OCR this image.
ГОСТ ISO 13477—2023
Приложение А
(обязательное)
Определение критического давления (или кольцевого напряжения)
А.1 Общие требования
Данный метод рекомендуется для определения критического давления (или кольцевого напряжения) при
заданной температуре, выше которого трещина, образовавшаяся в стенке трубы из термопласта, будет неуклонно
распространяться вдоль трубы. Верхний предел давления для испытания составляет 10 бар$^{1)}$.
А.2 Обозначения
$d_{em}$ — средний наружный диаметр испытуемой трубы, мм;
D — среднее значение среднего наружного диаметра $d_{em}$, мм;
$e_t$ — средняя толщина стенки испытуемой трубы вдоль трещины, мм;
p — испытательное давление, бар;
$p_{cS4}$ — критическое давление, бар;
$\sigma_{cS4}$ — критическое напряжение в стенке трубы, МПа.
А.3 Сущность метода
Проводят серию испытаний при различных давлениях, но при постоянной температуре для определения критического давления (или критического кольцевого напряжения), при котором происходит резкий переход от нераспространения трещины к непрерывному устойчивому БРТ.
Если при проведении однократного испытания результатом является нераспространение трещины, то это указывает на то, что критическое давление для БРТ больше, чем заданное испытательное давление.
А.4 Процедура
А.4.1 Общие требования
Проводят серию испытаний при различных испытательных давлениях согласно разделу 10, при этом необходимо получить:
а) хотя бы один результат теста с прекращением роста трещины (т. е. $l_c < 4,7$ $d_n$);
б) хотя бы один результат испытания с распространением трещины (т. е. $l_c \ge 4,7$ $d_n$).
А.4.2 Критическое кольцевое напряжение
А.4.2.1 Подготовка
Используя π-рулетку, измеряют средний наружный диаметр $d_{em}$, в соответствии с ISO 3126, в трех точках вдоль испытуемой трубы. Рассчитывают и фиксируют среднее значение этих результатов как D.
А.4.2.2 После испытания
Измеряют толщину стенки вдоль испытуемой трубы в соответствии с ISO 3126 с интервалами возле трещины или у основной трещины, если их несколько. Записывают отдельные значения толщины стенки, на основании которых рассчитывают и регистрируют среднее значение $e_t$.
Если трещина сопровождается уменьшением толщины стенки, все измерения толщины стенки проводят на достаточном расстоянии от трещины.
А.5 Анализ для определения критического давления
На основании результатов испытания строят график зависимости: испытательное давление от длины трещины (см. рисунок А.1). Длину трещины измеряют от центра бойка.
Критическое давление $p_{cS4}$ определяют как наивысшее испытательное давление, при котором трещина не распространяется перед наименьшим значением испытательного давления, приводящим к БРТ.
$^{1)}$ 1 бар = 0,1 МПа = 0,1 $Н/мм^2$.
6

◇ ◇ ◇ ◇ ◇ ◇ ◇

## TASK
Copy every line in the listing above where the string "стенке" turns up.

## EXERCISE RESPONSE
заданной температуре, выше которого трещина, образовавшаяся в стенке трубы из термопласта, будет неуклонно
$\sigma_{cS4}$ — критическое напряжение в стенке трубы, МПа.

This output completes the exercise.